## WHAT TO WORK ON
Please write out the material below exactly as given.

## Records contained in a dataset

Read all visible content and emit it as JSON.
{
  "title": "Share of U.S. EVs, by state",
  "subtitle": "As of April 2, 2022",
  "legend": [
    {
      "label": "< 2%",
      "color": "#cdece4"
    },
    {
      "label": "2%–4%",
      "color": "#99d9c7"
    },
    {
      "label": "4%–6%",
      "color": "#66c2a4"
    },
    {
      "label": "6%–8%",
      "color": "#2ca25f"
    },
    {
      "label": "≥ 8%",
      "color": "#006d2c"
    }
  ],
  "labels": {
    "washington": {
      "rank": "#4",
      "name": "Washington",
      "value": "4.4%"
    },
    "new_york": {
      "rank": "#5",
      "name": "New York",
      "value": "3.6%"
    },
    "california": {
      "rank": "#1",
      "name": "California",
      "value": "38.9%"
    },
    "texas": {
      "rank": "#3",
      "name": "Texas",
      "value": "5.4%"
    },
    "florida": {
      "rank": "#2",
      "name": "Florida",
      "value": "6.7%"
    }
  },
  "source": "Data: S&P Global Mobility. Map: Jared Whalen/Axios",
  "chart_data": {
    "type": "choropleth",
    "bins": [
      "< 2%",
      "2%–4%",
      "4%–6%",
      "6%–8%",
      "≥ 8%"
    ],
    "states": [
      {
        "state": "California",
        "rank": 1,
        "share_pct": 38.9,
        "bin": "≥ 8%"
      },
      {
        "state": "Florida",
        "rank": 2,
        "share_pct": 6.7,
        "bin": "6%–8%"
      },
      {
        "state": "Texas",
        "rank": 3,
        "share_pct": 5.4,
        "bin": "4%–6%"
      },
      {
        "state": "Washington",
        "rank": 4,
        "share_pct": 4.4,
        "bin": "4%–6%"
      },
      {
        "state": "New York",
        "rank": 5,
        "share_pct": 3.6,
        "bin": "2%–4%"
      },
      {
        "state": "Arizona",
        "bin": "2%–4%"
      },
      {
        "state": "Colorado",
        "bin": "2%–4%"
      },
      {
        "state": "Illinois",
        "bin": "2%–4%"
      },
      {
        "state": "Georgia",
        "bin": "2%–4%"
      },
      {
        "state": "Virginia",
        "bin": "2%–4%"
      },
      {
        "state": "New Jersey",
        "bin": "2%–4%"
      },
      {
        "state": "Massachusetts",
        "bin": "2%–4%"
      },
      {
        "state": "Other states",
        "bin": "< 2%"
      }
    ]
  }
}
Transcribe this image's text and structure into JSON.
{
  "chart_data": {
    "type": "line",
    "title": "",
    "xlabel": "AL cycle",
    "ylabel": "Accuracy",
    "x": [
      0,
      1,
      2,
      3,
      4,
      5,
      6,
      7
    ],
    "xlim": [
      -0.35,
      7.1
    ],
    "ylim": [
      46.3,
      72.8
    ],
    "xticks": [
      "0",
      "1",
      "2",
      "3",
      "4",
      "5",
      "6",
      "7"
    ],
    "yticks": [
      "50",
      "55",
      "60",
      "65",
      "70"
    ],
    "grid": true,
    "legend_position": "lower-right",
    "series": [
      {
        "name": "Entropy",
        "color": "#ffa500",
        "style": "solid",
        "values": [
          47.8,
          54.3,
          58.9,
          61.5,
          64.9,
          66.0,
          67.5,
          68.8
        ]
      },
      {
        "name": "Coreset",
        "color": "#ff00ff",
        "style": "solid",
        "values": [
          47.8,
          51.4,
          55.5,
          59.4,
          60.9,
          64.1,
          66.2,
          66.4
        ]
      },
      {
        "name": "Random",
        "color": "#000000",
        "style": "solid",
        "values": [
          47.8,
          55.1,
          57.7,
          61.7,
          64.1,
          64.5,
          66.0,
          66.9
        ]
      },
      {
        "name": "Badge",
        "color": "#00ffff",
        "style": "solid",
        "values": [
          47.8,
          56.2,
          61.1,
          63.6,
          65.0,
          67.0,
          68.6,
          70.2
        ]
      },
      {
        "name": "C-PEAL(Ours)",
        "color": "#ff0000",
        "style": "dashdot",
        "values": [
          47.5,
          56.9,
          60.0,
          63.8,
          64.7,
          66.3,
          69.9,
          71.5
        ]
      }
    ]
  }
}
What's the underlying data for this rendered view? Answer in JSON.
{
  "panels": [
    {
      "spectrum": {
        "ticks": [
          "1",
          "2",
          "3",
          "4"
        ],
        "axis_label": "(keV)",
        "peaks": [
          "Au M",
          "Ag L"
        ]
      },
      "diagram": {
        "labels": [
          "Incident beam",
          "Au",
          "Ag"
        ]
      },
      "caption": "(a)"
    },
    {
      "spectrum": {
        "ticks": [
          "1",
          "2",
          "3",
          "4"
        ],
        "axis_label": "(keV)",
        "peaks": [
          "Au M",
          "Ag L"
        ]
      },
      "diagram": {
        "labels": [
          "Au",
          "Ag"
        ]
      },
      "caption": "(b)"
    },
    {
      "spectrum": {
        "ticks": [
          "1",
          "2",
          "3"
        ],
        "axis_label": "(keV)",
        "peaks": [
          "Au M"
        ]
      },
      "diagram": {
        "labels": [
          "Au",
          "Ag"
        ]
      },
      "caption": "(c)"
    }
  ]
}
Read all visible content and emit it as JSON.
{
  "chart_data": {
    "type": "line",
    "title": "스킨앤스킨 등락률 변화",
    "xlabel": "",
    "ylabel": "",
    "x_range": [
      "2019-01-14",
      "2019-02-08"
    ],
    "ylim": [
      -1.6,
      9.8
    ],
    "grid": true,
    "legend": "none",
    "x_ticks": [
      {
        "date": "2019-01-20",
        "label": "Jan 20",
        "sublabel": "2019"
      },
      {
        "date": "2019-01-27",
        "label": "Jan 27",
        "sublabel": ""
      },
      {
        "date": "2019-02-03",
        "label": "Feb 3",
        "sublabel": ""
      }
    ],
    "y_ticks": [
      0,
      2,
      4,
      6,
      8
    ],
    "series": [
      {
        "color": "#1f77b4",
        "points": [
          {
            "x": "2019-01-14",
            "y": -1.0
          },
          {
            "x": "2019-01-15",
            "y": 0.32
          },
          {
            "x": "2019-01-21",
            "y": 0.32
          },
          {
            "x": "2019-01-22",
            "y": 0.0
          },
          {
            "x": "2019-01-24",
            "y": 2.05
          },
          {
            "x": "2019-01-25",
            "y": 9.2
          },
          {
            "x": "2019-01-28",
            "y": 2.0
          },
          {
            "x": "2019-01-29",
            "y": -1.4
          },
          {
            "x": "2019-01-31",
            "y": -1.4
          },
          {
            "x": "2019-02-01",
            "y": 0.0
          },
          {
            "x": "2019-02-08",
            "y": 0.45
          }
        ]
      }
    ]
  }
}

## RESPONSE
Read all visible content and emit it as JSON.
{
  "title": "Share of U.S. EVs, by state",
  "subtitle": "As of April 2, 2022",
  "legend": [
    {
      "label": "< 2%",
      "color": "#cdece4"
    },
    {
      "label": "2%–4%",
      "color": "#99d9c7"
    },
    {
      "label": "4%–6%",
      "color": "#66c2a4"
    },
    {
      "label": "6%–8%",
      "color": "#2ca25f"
    },
    {
      "label": "≥ 8%",
      "color": "#006d2c"
    }
  ],
  "labels": {
    "washington": {
      "rank": "#4",
      "name": "Washington",
      "value": "4.4%"
    },
    "new_york": {
      "rank": "#5",
      "name": "New York",
      "value": "3.6%"
    },
    "california": {
      "rank": "#1",
      "name": "California",
      "value": "38.9%"
    },
    "texas": {
      "rank": "#3",
      "name": "Texas",
      "value": "5.4%"
    },
    "florida": {
      "rank": "#2",
      "name": "Florida",
      "value": "6.7%"
    }
  },
  "source": "Data: S&P Global Mobility. Map: Jared Whalen/Axios",
  "chart_data": {
    "type": "choropleth",
    "bins": [
      "< 2%",
      "2%–4%",
      "4%–6%",
      "6%–8%",
      "≥ 8%"
    ],
    "states": [
      {
        "state": "California",
        "rank": 1,
        "share_pct": 38.9,
        "bin": "≥ 8%"
      },
      {
        "state": "Florida",
        "rank": 2,
        "share_pct": 6.7,
        "bin": "6%–8%"
      },
      {
        "state": "Texas",
        "rank": 3,
        "share_pct": 5.4,
        "bin": "4%–6%"
      },
      {
        "state": "Washington",
        "rank": 4,
        "share_pct": 4.4,
        "bin": "4%–6%"
      },
      {
        "state": "New York",
        "rank": 5,
        "share_pct": 3.6,
        "bin": "2%–4%"
      },
      {
        "state": "Arizona",
        "bin": "2%–4%"
      },
      {
        "state": "Colorado",
        "bin": "2%–4%"
      },
      {
        "state": "Illinois",
        "bin": "2%–4%"
      },
      {
        "state": "Georgia",
        "bin": "2%–4%"
      },
      {
        "state": "Virginia",
        "bin": "2%–4%"
      },
      {
        "state": "New Jersey",
        "bin": "2%–4%"
      },
      {
        "state": "Massachusetts",
        "bin": "2%–4%"
      },
      {
        "state": "Other states",
        "bin": "< 2%"
      }
    ]
  }
}
Transcribe this image's text and structure into JSON.
{
  "chart_data": {
    "type": "line",
    "title": "",
    "xlabel": "AL cycle",
    "ylabel": "Accuracy",
    "x": [
      0,
      1,
      2,
      3,
      4,
      5,
      6,
      7
    ],
    "xlim": [
      -0.35,
      7.1
    ],
    "ylim": [
      46.3,
      72.8
    ],
    "xticks": [
      "0",
      "1",
      "2",
      "3",
      "4",
      "5",
      "6",
      "7"
    ],
    "yticks": [
      "50",
      "55",
      "60",
      "65",
      "70"
    ],
    "grid": true,
    "legend_position": "lower-right",
    "series": [
      {
        "name": "Entropy",
        "color": "#ffa500",
        "style": "solid",
        "values": [
          47.8,
          54.3,
          58.9,
          61.5,
          64.9,
          66.0,
          67.5,
          68.8
        ]
      },
      {
        "name": "Coreset",
        "color": "#ff00ff",
        "style": "solid",
        "values": [
          47.8,
          51.4,
          55.5,
          59.4,
          60.9,
          64.1,
          66.2,
          66.4
        ]
      },
      {
        "name": "Random",
        "color": "#000000",
        "style": "solid",
        "values": [
          47.8,
          55.1,
          57.7,
          61.7,
          64.1,
          64.5,
          66.0,
          66.9
        ]
      },
      {
        "name": "Badge",
        "color": "#00ffff",
        "style": "solid",
        "values": [
          47.8,
          56.2,
          61.1,
          63.6,
          65.0,
          67.0,
          68.6,
          70.2
        ]
      },
      {
        "name": "C-PEAL(Ours)",
        "color": "#ff0000",
        "style": "dashdot",
        "values": [
          47.5,
          56.9,
          60.0,
          63.8,
          64.7,
          66.3,
          69.9,
          71.5
        ]
      }
    ]
  }
}
What's the underlying data for this rendered view? Answer in JSON.
{
  "panels": [
    {
      "spectrum": {
        "ticks": [
          "1",
          "2",
          "3",
          "4"
        ],
        "axis_label": "(keV)",
        "peaks": [
          "Au M",
          "Ag L"
        ]
      },
      "diagram": {
        "labels": [
          "Incident beam",
          "Au",
          "Ag"
        ]
      },
      "caption": "(a)"
    },
    {
      "spectrum": {
        "ticks": [
          "1",
          "2",
          "3",
          "4"
        ],
        "axis_label": "(keV)",
        "peaks": [
          "Au M",
          "Ag L"
        ]
      },
      "diagram": {
        "labels": [
          "Au",
          "Ag"
        ]
      },
      "caption": "(b)"
    },
    {
      "spectrum": {
        "ticks": [
          "1",
          "2",
          "3"
        ],
        "axis_label": "(keV)",
        "peaks": [
          "Au M"
        ]
      },
      "diagram": {
        "labels": [
          "Au",
          "Ag"
        ]
      },
      "caption": "(c)"
    }
  ]
}
Read all visible content and emit it as JSON.
{
  "chart_data": {
    "type": "line",
    "title": "스킨앤스킨 등락률 변화",
    "xlabel": "",
    "ylabel": "",
    "x_range": [
      "2019-01-14",
      "2019-02-08"
    ],
    "ylim": [
      -1.6,
      9.8
    ],
    "grid": true,
    "legend": "none",
    "x_ticks": [
      {
        "date": "2019-01-20",
        "label": "Jan 20",
        "sublabel": "2019"
      },
      {
        "date": "2019-01-27",
        "label": "Jan 27",
        "sublabel": ""
      },
      {
        "date": "2019-02-03",
        "label": "Feb 3",
        "sublabel": ""
      }
    ],
    "y_ticks": [
      0,
      2,
      4,
      6,
      8
    ],
    "series": [
      {
        "color": "#1f77b4",
        "points": [
          {
            "x": "2019-01-14",
            "y": -1.0
          },
          {
            "x": "2019-01-15",
            "y": 0.32
          },
          {
            "x": "2019-01-21",
            "y": 0.32
          },
          {
            "x": "2019-01-22",
            "y": 0.0
          },
          {
            "x": "2019-01-24",
            "y": 2.05
          },
          {
            "x": "2019-01-25",
            "y": 9.2
          },
          {
            "x": "2019-01-28",
            "y": 2.0
          },
          {
            "x": "2019-01-29",
            "y": -1.4
          },
          {
            "x": "2019-01-31",
            "y": -1.4
          },
          {
            "x": "2019-02-01",
            "y": 0.0
          },
          {
            "x": "2019-02-08",
            "y": 0.45
          }
        ]
      }
    ]
  }
}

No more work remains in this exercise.